> _REQUIREMENTS_
Transcribe each record exactly. Include every one.

> _ENTRIES SUPPLIED_
↓

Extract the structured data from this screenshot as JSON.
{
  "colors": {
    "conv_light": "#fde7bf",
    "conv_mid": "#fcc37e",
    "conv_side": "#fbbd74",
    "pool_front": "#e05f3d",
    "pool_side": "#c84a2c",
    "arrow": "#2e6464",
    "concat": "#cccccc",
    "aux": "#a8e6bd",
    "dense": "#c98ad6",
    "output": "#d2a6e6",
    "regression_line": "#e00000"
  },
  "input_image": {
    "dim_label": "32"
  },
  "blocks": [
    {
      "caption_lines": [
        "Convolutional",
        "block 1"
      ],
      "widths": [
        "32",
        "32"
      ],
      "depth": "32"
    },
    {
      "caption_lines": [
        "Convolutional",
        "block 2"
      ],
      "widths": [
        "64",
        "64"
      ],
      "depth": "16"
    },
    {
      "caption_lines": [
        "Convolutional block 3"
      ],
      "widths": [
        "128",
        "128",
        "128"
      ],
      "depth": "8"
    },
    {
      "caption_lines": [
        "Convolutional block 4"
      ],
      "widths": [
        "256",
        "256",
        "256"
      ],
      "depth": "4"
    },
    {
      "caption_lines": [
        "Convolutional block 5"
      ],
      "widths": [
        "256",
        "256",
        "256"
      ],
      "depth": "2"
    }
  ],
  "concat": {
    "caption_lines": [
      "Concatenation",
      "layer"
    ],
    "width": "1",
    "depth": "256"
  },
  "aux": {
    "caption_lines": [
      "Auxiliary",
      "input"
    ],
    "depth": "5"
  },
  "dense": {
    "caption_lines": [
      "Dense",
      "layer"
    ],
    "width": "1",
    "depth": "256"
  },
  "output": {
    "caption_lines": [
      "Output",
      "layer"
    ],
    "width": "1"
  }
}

↑

> _WRITTEN ANSWER_
Extract the structured data from this screenshot as JSON.
{
  "colors": {
    "conv_light": "#fde7bf",
    "conv_mid": "#fcc37e",
    "conv_side": "#fbbd74",
    "pool_front": "#e05f3d",
    "pool_side": "#c84a2c",
    "arrow": "#2e6464",
    "concat": "#cccccc",
    "aux": "#a8e6bd",
    "dense": "#c98ad6",
    "output": "#d2a6e6",
    "regression_line": "#e00000"
  },
  "input_image": {
    "dim_label": "32"
  },
  "blocks": [
    {
      "caption_lines": [
        "Convolutional",
        "block 1"
      ],
      "widths": [
        "32",
        "32"
      ],
      "depth": "32"
    },
    {
      "caption_lines": [
        "Convolutional",
        "block 2"
      ],
      "widths": [
        "64",
        "64"
      ],
      "depth": "16"
    },
    {
      "caption_lines": [
        "Convolutional block 3"
      ],
      "widths": [
        "128",
        "128",
        "128"
      ],
      "depth": "8"
    },
    {
      "caption_lines": [
        "Convolutional block 4"
      ],
      "widths": [
        "256",
        "256",
        "256"
      ],
      "depth": "4"
    },
    {
      "caption_lines": [
        "Convolutional block 5"
      ],
      "widths": [
        "256",
        "256",
        "256"
      ],
      "depth": "2"
    }
  ],
  "concat": {
    "caption_lines": [
      "Concatenation",
      "layer"
    ],
    "width": "1",
    "depth": "256"
  },
  "aux": {
    "caption_lines": [
      "Auxiliary",
      "input"
    ],
    "depth": "5"
  },
  "dense": {
    "caption_lines": [
      "Dense",
      "layer"
    ],
    "width": "1",
    "depth": "256"
  },
  "output": {
    "caption_lines": [
      "Output",
      "layer"
    ],
    "width": "1"
  }
}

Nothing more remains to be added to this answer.